## WHAT YOU WILL DO
Give the number of lines in the data that contain "Lipid", and nothing more.
========================================================================
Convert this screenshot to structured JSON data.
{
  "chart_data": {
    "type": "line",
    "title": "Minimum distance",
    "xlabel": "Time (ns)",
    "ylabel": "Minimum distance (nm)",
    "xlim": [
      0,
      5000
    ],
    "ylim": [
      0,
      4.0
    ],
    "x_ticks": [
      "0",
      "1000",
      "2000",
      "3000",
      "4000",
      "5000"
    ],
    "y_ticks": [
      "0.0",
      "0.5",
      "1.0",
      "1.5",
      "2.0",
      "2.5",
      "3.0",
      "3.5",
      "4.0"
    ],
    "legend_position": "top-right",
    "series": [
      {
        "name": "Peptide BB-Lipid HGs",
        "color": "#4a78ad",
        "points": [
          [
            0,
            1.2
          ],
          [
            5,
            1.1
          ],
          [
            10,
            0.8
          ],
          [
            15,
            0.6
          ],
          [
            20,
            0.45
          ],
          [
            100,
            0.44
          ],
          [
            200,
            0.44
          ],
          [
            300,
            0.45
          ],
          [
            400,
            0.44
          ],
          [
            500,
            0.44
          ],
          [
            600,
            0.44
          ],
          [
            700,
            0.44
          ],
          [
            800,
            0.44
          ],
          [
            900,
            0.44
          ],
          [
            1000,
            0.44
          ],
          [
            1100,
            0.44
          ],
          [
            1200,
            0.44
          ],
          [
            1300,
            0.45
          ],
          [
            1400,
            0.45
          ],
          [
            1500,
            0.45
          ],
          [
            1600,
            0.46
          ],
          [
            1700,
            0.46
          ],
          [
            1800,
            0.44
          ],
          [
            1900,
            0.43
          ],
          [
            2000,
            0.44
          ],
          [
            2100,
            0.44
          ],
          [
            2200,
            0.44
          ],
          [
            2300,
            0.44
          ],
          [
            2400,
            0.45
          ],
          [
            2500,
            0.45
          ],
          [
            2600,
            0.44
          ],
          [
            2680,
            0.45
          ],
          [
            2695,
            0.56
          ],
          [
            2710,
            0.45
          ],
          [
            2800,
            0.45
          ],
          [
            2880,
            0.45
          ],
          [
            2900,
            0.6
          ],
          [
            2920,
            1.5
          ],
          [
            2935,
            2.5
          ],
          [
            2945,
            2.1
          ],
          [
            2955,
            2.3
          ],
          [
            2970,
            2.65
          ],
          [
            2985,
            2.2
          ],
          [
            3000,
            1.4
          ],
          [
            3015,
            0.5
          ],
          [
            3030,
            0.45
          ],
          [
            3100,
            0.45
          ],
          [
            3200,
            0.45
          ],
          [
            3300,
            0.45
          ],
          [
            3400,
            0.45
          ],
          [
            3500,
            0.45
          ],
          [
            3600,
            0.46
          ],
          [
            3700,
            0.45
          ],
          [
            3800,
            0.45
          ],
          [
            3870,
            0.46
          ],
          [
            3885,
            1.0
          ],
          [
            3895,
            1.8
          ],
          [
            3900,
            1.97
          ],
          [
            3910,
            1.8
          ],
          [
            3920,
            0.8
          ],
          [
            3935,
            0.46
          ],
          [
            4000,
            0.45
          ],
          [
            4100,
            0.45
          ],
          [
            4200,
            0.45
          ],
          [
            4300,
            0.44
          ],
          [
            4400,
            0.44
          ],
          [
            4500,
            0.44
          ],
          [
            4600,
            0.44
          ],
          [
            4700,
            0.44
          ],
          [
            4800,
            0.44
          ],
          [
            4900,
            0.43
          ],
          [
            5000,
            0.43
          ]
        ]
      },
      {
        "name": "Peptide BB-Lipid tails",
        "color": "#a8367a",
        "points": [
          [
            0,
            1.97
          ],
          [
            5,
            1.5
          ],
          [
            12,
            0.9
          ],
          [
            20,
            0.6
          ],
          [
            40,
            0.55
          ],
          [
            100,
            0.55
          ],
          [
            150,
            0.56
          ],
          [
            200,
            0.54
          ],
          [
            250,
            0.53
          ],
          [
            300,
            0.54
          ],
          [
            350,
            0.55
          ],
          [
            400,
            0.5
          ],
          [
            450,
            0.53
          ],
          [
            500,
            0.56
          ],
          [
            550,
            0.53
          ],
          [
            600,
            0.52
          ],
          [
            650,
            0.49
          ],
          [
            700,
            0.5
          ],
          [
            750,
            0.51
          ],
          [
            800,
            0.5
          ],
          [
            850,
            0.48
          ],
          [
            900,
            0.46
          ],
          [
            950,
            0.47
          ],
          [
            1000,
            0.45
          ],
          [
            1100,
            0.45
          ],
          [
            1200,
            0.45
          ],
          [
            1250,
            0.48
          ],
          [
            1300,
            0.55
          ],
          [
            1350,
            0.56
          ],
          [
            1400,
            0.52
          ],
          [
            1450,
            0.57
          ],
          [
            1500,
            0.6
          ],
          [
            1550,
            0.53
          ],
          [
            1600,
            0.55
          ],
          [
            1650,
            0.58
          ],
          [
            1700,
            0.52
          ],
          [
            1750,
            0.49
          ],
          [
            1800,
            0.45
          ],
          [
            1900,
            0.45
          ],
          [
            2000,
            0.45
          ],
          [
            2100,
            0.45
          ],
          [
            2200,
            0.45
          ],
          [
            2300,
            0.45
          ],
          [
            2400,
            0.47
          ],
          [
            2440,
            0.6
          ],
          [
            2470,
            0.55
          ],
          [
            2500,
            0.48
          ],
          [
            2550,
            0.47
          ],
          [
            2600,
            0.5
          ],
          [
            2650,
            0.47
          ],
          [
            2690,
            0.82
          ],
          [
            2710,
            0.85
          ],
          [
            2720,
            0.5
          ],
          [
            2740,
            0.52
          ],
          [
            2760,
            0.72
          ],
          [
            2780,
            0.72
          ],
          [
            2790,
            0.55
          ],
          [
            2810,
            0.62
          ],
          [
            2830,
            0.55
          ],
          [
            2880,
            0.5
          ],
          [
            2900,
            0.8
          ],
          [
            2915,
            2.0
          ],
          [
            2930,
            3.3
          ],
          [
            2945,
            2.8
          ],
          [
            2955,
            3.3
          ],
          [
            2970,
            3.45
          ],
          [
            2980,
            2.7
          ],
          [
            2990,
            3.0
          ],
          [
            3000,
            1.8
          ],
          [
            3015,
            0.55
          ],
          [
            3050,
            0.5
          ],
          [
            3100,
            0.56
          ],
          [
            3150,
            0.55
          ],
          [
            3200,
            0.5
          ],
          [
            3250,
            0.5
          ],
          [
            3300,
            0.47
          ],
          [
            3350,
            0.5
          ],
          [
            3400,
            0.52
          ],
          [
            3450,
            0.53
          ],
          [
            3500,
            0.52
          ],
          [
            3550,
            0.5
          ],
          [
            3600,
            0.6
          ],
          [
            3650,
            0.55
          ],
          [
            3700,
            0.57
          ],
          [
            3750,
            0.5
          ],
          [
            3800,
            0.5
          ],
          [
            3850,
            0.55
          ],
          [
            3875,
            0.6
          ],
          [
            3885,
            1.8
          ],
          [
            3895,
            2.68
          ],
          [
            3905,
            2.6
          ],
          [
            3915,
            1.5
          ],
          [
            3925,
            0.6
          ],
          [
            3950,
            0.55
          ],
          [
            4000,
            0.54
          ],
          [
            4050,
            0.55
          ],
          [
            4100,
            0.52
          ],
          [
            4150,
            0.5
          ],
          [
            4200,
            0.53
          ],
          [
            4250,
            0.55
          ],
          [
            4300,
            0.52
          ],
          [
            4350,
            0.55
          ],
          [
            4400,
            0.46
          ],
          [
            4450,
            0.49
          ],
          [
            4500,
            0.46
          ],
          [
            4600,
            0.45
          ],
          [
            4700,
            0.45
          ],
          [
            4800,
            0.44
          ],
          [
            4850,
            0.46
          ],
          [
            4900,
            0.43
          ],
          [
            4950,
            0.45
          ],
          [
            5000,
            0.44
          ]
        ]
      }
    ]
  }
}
========================================================================
## TASK SOLUTION
2